Challenge: Reproduce the material with "peak-annotation" replaced by "peak-marker" wherever it occurs, and leave everything else unchanged and the pictures out.

◇ ◇ ◇ ◇ ◇

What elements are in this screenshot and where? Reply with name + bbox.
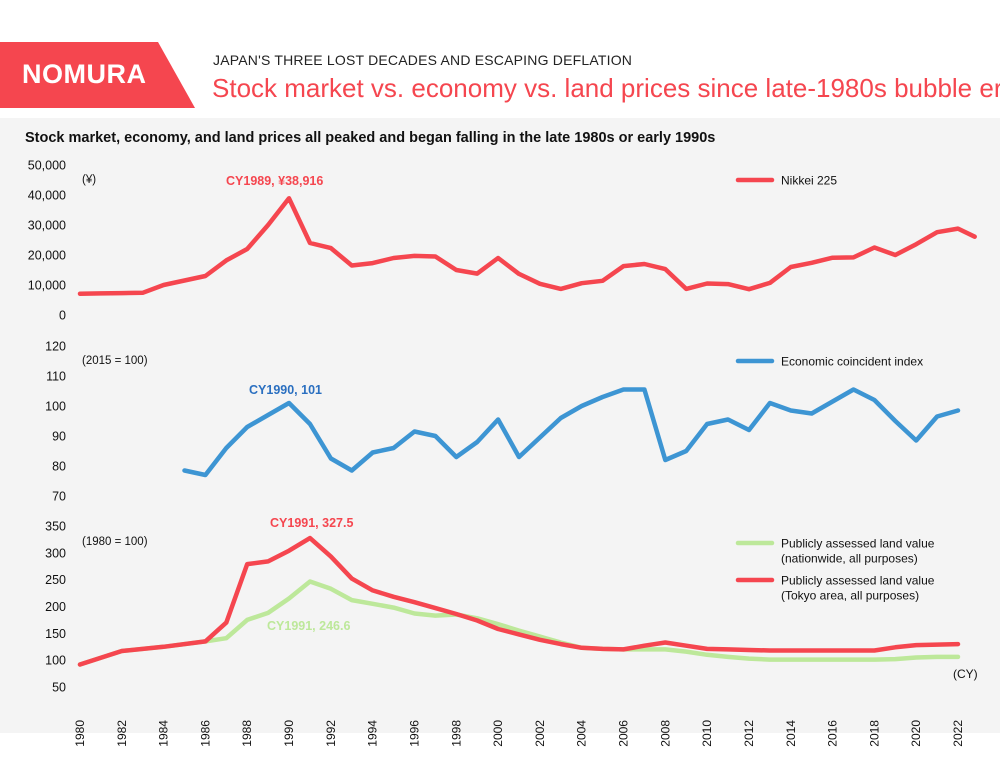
y-tick-label: 10,000	[28, 279, 66, 293]
x-tick-label: 2012	[742, 720, 756, 747]
y-tick-label: 350	[45, 520, 66, 534]
series-line	[77, 579, 961, 667]
chart-subtitle: Stock market, economy, and land prices a…	[25, 130, 716, 146]
headline-title: Stock market vs. economy vs. land prices…	[212, 73, 1000, 103]
y-tick-label: 110	[46, 370, 66, 384]
series-line	[77, 196, 977, 296]
x-tick-label: 1980	[73, 720, 87, 747]
nomura-logo: NOMURA	[22, 59, 147, 89]
legend-label: (nationwide, all purposes)	[781, 552, 918, 566]
x-tick-label: 1984	[157, 720, 171, 747]
x-tick-label: 2016	[826, 720, 840, 747]
peak-annotation: CY1991, 246.6	[267, 619, 350, 633]
y-tick-label: 30,000	[28, 219, 66, 233]
x-tick-label: 1990	[282, 720, 296, 747]
y-tick-label: 20,000	[28, 249, 66, 263]
series-line	[77, 535, 961, 667]
x-tick-label: 1982	[115, 720, 129, 747]
x-tick-label: 1988	[240, 720, 254, 747]
x-tick-label: 2022	[951, 720, 965, 747]
peak-annotation: CY1990, 101	[249, 383, 322, 397]
x-tick-label: 2018	[867, 720, 881, 747]
x-tick-label: 2002	[533, 720, 547, 747]
y-tick-label: 90	[52, 430, 66, 444]
x-tick-label: 1986	[198, 720, 212, 747]
x-tick-label: 1992	[324, 720, 338, 747]
x-tick-label: 2020	[909, 720, 923, 747]
legend-label: Publicly assessed land value	[781, 574, 935, 588]
unit-label: (2015 = 100)	[82, 355, 148, 367]
y-tick-label: 40,000	[28, 189, 66, 203]
unit-label: (1980 = 100)	[82, 536, 148, 548]
y-tick-label: 250	[45, 573, 66, 587]
x-tick-label: 1996	[407, 720, 421, 747]
unit-label: (¥)	[82, 174, 96, 186]
x-tick-label: 2004	[575, 720, 589, 747]
y-tick-label: 80	[52, 460, 66, 474]
legend-label: Publicly assessed land value	[781, 537, 935, 551]
x-tick-label: 2014	[784, 720, 798, 747]
y-tick-label: 50	[52, 681, 66, 695]
peak-annotation: CY1989, ¥38,916	[226, 174, 323, 188]
x-tick-label: 2008	[658, 720, 672, 747]
y-tick-label: 70	[52, 490, 66, 504]
y-tick-label: 150	[45, 627, 66, 641]
legend-label: Nikkei 225	[781, 174, 837, 188]
peak-annotation: CY1991, 327.5	[270, 516, 353, 530]
y-tick-label: 50,000	[28, 159, 66, 173]
x-axis-label: (CY)	[953, 667, 978, 681]
x-tick-label: 1994	[366, 720, 380, 747]
x-tick-label: 2010	[700, 720, 714, 747]
y-tick-label: 120	[45, 340, 66, 354]
y-tick-label: 100	[45, 400, 66, 414]
logo-band: NOMURA	[0, 42, 195, 108]
kicker-title: JAPAN'S THREE LOST DECADES AND ESCAPING …	[213, 52, 633, 68]
y-tick-label: 200	[45, 600, 66, 614]
legend-label: Economic coincident index	[781, 355, 923, 369]
y-tick-label: 0	[59, 309, 66, 323]
y-tick-label: 300	[45, 546, 66, 560]
y-tick-label: 100	[45, 654, 66, 668]
x-tick-label: 2000	[491, 720, 505, 747]
x-tick-label: 1998	[449, 720, 463, 747]
legend-label: (Tokyo area, all purposes)	[781, 589, 919, 603]
x-tick-label: 2006	[617, 720, 631, 747]
series-line	[182, 387, 961, 478]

◇ ◇ ◇ ◇ ◇

Reply to the exercise:
What elements are in this screenshot and where? Reply with name + bbox.
y-tick-label: 10,000	[28, 279, 66, 293]
x-tick-label: 2012	[742, 720, 756, 747]
y-tick-label: 350	[45, 520, 66, 534]
series-line	[77, 579, 961, 667]
chart-subtitle: Stock market, economy, and land prices a…	[25, 130, 716, 146]
headline-title: Stock market vs. economy vs. land prices…	[212, 73, 1000, 103]
y-tick-label: 110	[46, 370, 66, 384]
series-line	[77, 196, 977, 296]
x-tick-label: 1980	[73, 720, 87, 747]
nomura-logo: NOMURA	[22, 59, 147, 89]
legend-label: (nationwide, all purposes)	[781, 552, 918, 566]
x-tick-label: 1984	[157, 720, 171, 747]
x-tick-label: 2016	[826, 720, 840, 747]
peak-marker: CY1991, 246.6	[267, 619, 350, 633]
y-tick-label: 30,000	[28, 219, 66, 233]
x-tick-label: 1990	[282, 720, 296, 747]
y-tick-label: 20,000	[28, 249, 66, 263]
series-line	[77, 535, 961, 667]
x-tick-label: 1982	[115, 720, 129, 747]
x-tick-label: 1988	[240, 720, 254, 747]
x-tick-label: 2022	[951, 720, 965, 747]
peak-marker: CY1990, 101	[249, 383, 322, 397]
x-tick-label: 2018	[867, 720, 881, 747]
x-tick-label: 2002	[533, 720, 547, 747]
y-tick-label: 90	[52, 430, 66, 444]
x-tick-label: 1986	[198, 720, 212, 747]
x-tick-label: 1992	[324, 720, 338, 747]
x-tick-label: 2020	[909, 720, 923, 747]
legend-label: Publicly assessed land value	[781, 574, 935, 588]
unit-label: (2015 = 100)	[82, 355, 148, 367]
y-tick-label: 40,000	[28, 189, 66, 203]
unit-label: (1980 = 100)	[82, 536, 148, 548]
y-tick-label: 250	[45, 573, 66, 587]
x-tick-label: 1996	[407, 720, 421, 747]
unit-label: (¥)	[82, 174, 96, 186]
x-tick-label: 2004	[575, 720, 589, 747]
y-tick-label: 80	[52, 460, 66, 474]
legend-label: Publicly assessed land value	[781, 537, 935, 551]
x-tick-label: 2014	[784, 720, 798, 747]
y-tick-label: 50	[52, 681, 66, 695]
peak-marker: CY1989, ¥38,916	[226, 174, 323, 188]
x-tick-label: 2008	[658, 720, 672, 747]
y-tick-label: 70	[52, 490, 66, 504]
y-tick-label: 150	[45, 627, 66, 641]
legend-label: Nikkei 225	[781, 174, 837, 188]
peak-marker: CY1991, 327.5	[270, 516, 353, 530]
y-tick-label: 50,000	[28, 159, 66, 173]
x-axis-label: (CY)	[953, 667, 978, 681]
x-tick-label: 1994	[366, 720, 380, 747]
x-tick-label: 2010	[700, 720, 714, 747]
y-tick-label: 120	[45, 340, 66, 354]
y-tick-label: 100	[45, 400, 66, 414]
logo-band: NOMURA	[0, 42, 195, 108]
kicker-title: JAPAN'S THREE LOST DECADES AND ESCAPING …	[213, 52, 633, 68]
y-tick-label: 200	[45, 600, 66, 614]
legend-label: Economic coincident index	[781, 355, 923, 369]
y-tick-label: 0	[59, 309, 66, 323]
y-tick-label: 300	[45, 546, 66, 560]
y-tick-label: 100	[45, 654, 66, 668]
x-tick-label: 2000	[491, 720, 505, 747]
x-tick-label: 1998	[449, 720, 463, 747]
legend-label: (Tokyo area, all purposes)	[781, 589, 919, 603]
x-tick-label: 2006	[617, 720, 631, 747]
series-line	[182, 387, 961, 478]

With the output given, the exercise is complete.